■ Records contained in a dataset ■
________________

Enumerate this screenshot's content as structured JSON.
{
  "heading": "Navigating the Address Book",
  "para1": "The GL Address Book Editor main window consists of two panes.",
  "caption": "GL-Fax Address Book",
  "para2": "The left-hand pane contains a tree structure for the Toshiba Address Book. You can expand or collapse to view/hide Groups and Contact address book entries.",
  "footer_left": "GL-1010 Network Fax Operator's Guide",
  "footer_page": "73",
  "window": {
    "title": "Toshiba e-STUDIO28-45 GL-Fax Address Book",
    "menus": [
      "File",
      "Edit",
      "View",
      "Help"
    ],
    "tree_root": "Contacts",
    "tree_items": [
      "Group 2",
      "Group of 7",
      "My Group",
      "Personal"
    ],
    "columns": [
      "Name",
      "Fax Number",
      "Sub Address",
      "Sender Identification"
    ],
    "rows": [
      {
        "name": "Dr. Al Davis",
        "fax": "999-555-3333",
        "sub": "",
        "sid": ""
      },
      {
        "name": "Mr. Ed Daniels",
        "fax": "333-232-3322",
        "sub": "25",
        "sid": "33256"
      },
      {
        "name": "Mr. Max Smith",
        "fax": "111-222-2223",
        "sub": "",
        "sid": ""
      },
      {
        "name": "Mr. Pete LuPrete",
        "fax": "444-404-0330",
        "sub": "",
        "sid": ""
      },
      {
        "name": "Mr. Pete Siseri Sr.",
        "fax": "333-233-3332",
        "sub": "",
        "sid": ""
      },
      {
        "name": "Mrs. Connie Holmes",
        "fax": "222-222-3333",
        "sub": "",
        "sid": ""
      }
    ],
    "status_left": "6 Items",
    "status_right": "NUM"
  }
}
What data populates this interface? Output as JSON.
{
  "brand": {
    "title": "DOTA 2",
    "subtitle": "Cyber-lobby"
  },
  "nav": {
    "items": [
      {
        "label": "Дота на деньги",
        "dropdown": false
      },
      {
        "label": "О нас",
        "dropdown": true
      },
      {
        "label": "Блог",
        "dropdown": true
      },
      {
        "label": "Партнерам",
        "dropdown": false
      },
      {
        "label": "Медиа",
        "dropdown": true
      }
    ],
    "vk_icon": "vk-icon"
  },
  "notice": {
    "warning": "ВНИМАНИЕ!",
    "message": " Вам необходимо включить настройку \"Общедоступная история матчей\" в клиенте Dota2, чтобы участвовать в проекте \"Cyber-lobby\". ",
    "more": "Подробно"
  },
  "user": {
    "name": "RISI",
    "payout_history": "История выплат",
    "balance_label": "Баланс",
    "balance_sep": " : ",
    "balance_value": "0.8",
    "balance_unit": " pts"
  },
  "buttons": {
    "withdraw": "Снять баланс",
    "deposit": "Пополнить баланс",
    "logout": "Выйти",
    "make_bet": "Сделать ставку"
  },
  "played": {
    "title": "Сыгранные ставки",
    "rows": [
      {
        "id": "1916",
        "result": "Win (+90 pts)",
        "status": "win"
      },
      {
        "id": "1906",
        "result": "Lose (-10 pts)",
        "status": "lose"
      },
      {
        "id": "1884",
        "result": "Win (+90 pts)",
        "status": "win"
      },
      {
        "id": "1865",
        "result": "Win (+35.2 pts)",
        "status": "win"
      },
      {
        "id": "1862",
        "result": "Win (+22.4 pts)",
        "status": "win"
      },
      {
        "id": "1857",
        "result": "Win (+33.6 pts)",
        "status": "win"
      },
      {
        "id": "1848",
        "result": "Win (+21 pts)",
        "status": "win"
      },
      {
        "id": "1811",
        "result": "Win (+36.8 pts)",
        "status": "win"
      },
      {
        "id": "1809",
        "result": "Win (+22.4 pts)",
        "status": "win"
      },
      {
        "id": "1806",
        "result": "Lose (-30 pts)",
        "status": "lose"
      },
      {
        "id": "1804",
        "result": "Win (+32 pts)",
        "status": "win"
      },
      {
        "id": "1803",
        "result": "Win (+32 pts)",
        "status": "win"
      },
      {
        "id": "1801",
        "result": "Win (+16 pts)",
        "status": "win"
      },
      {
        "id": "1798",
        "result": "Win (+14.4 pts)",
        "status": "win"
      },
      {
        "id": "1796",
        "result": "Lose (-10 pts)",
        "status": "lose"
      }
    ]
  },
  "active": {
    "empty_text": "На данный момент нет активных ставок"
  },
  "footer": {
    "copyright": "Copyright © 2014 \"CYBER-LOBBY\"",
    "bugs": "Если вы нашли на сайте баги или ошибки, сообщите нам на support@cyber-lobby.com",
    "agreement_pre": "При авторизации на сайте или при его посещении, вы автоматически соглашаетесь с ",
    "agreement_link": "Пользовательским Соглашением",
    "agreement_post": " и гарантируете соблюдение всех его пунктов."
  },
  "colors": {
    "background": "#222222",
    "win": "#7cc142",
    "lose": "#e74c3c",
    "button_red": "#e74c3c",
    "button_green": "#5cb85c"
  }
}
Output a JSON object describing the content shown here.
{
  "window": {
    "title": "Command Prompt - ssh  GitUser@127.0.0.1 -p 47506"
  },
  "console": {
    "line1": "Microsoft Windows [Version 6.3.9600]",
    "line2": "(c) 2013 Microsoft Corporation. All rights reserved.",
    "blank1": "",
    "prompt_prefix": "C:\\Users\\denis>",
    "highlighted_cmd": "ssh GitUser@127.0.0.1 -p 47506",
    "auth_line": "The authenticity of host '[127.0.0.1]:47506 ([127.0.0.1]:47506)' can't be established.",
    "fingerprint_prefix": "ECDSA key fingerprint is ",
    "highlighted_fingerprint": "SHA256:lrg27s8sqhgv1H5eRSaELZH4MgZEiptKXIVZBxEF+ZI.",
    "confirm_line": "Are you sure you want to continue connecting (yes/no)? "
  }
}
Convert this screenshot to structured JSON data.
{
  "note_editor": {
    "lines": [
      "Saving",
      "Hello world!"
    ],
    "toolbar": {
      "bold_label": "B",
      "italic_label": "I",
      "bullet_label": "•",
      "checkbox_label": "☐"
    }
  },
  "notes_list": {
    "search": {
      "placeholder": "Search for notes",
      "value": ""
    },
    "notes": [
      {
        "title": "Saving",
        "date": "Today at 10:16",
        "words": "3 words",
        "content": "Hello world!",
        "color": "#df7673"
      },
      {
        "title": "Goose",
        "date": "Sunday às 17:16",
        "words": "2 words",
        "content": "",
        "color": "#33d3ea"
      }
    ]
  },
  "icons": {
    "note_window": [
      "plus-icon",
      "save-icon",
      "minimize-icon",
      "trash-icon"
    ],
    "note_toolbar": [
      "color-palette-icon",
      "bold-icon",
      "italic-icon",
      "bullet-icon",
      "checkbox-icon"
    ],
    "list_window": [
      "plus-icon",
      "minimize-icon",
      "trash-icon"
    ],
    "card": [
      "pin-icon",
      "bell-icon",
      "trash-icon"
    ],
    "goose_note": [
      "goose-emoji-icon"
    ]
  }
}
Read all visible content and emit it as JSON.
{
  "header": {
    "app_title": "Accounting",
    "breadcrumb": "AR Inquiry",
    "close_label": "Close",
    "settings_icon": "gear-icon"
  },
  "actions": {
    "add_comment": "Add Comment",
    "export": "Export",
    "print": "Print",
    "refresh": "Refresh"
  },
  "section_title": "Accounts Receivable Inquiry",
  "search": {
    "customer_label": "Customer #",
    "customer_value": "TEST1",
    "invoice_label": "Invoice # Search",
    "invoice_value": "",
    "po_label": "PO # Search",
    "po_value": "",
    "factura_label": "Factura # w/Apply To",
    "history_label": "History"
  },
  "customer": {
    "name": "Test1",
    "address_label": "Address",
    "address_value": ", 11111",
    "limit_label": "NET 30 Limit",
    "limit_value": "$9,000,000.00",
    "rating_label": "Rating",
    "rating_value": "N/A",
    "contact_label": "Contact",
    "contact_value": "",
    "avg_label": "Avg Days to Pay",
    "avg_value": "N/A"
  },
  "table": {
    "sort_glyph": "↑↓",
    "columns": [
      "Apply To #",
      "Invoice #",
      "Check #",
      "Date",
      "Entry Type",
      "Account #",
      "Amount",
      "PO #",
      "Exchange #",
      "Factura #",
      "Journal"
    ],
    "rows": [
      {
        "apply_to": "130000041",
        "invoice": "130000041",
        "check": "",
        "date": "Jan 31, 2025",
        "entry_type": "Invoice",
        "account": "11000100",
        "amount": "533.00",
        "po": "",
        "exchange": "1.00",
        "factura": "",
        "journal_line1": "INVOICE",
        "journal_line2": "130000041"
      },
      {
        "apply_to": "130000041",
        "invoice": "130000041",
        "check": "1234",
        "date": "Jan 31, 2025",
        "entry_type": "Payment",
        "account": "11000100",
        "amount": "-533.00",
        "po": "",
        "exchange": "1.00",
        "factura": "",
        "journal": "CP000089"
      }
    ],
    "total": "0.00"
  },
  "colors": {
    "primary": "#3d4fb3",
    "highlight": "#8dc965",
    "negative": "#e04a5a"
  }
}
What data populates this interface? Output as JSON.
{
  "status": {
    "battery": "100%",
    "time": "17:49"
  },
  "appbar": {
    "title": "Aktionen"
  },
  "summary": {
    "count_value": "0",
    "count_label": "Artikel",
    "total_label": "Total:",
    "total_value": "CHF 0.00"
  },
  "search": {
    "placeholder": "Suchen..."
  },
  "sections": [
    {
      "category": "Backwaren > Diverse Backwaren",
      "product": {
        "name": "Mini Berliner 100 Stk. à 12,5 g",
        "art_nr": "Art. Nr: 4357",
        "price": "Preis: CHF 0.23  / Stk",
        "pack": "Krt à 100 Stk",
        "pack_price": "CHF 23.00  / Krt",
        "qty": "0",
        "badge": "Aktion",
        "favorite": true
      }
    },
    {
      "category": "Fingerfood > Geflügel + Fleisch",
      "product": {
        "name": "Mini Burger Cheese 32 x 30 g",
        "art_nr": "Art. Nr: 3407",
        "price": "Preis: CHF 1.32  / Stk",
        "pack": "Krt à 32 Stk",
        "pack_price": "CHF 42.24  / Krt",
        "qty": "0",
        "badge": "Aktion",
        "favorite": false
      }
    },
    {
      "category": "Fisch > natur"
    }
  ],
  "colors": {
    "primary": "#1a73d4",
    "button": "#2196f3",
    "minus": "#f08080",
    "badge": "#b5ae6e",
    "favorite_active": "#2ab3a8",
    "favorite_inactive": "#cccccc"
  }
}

________________

■ WHAT IS REQUIRED ■
Across the records above, count the lines holding "JSON" and reply with that number alone.

■ EXERCISE SOLUTION ■
6